TASK BRIEF :: Here are some records; quote them exactly, leaving out the pictures.

— Begin —

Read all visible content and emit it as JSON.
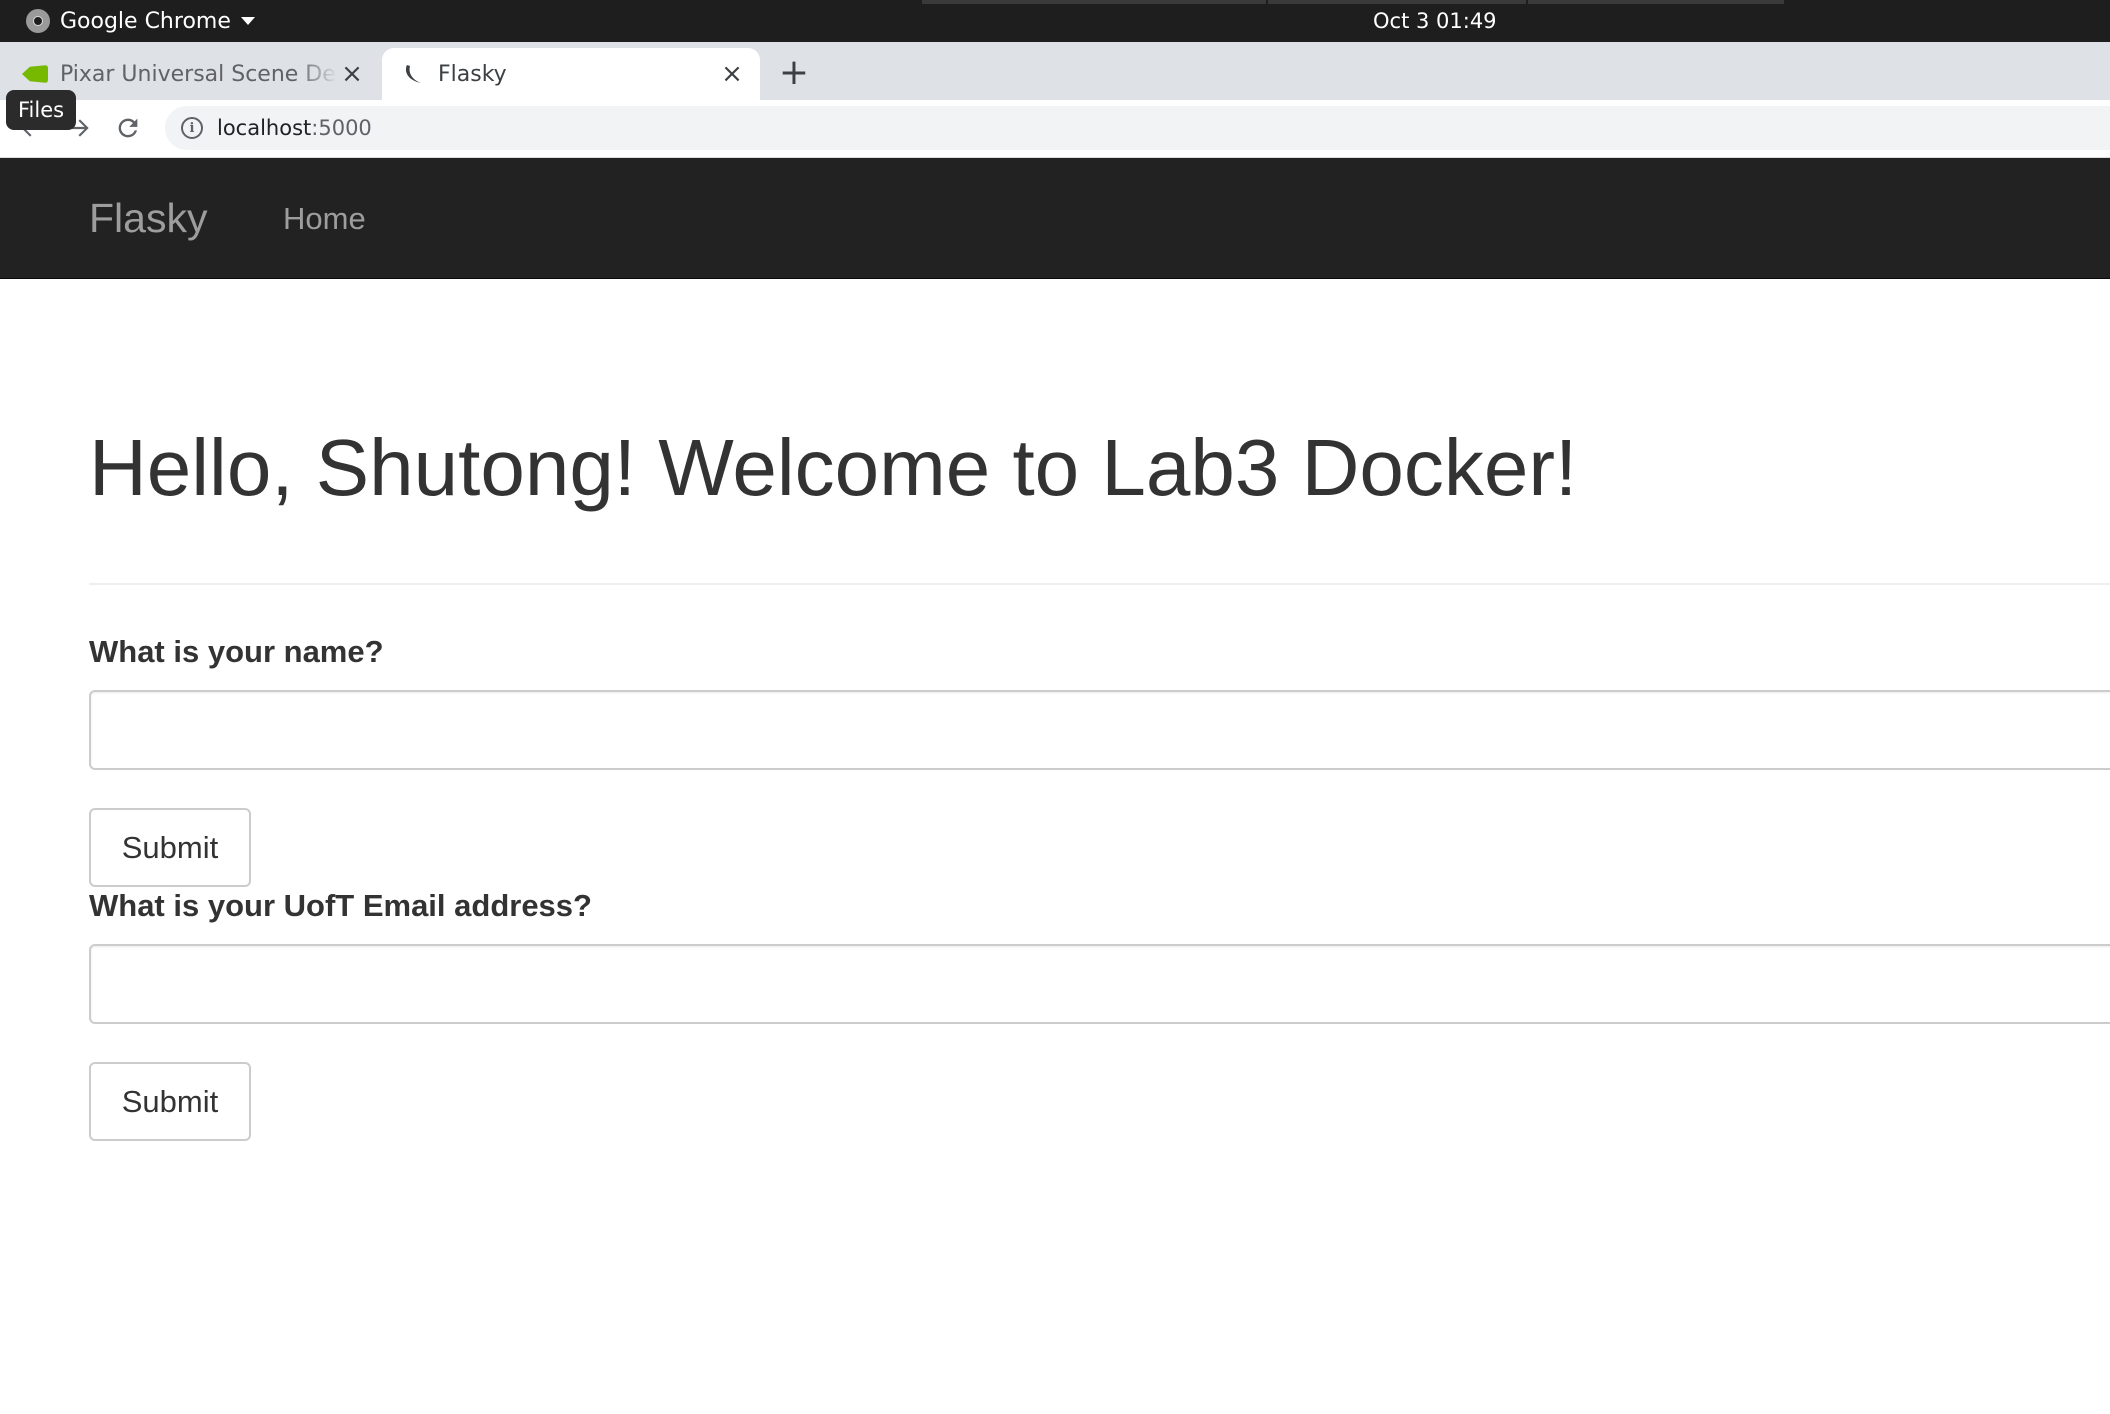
{
  "system_bar": {
    "app_name": "Google Chrome",
    "clock": "Oct 3  01:49",
    "icons": {
      "app": "chrome-logo-icon",
      "menu": "caret-down-icon"
    }
  },
  "browser": {
    "tabs": [
      {
        "title": "Pixar Universal Scene Description",
        "favicon": "nvidia-icon",
        "active": false
      },
      {
        "title": "Flasky",
        "favicon": "flask-icon",
        "active": true
      }
    ],
    "new_tab": "+",
    "tab_close": "×",
    "url_host": "localhost",
    "url_port": ":5000",
    "tooltip": "Files",
    "icons": {
      "back": "back-arrow-icon",
      "forward": "forward-arrow-icon",
      "reload": "reload-icon",
      "site_info": "info-icon"
    }
  },
  "site": {
    "brand": "Flasky",
    "nav": [
      {
        "label": "Home"
      }
    ],
    "colors": {
      "navbar_bg": "#222222",
      "navbar_text": "#9d9d9d",
      "text": "#333333"
    }
  },
  "page": {
    "heading": "Hello, Shutong! Welcome to Lab3 Docker!",
    "forms": [
      {
        "label": "What is your name?",
        "value": "",
        "submit": "Submit"
      },
      {
        "label": "What is your UofT Email address?",
        "value": "",
        "submit": "Submit"
      }
    ]
  }
}
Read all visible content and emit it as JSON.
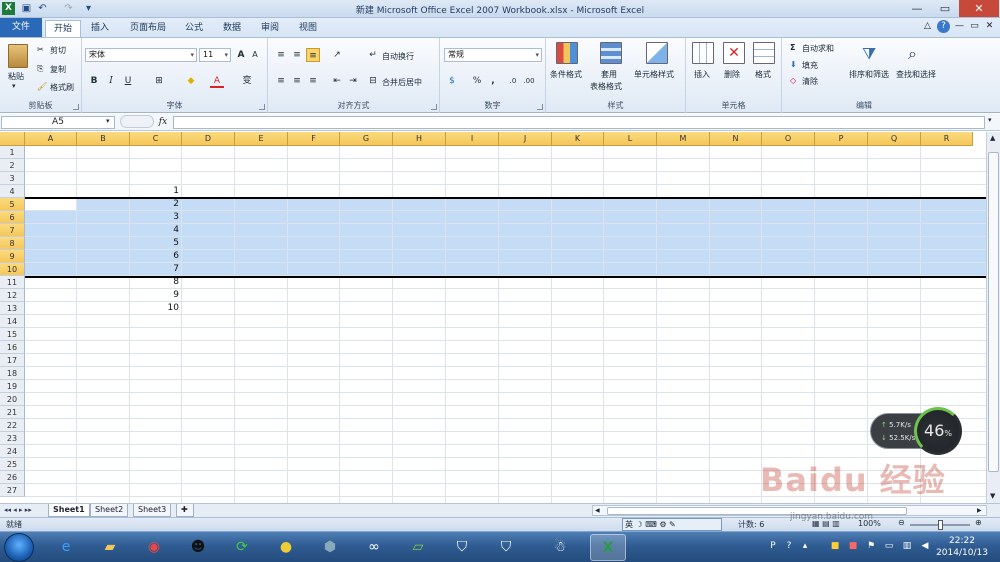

— End —

TASK OUTPUT ::
Read all visible content and emit it as JSON.
{
  "system_bar": {
    "app_name": "Google Chrome",
    "clock": "Oct 3  01:49",
    "icons": {
      "app": "chrome-logo-icon",
      "menu": "caret-down-icon"
    }
  },
  "browser": {
    "tabs": [
      {
        "title": "Pixar Universal Scene Description",
        "favicon": "nvidia-icon",
        "active": false
      },
      {
        "title": "Flasky",
        "favicon": "flask-icon",
        "active": true
      }
    ],
    "new_tab": "+",
    "tab_close": "×",
    "url_host": "localhost",
    "url_port": ":5000",
    "tooltip": "Files",
    "icons": {
      "back": "back-arrow-icon",
      "forward": "forward-arrow-icon",
      "reload": "reload-icon",
      "site_info": "info-icon"
    }
  },
  "site": {
    "brand": "Flasky",
    "nav": [
      {
        "label": "Home"
      }
    ],
    "colors": {
      "navbar_bg": "#222222",
      "navbar_text": "#9d9d9d",
      "text": "#333333"
    }
  },
  "page": {
    "heading": "Hello, Shutong! Welcome to Lab3 Docker!",
    "forms": [
      {
        "label": "What is your name?",
        "value": "",
        "submit": "Submit"
      },
      {
        "label": "What is your UofT Email address?",
        "value": "",
        "submit": "Submit"
      }
    ]
  }
}
Read all visible content and emit it as JSON.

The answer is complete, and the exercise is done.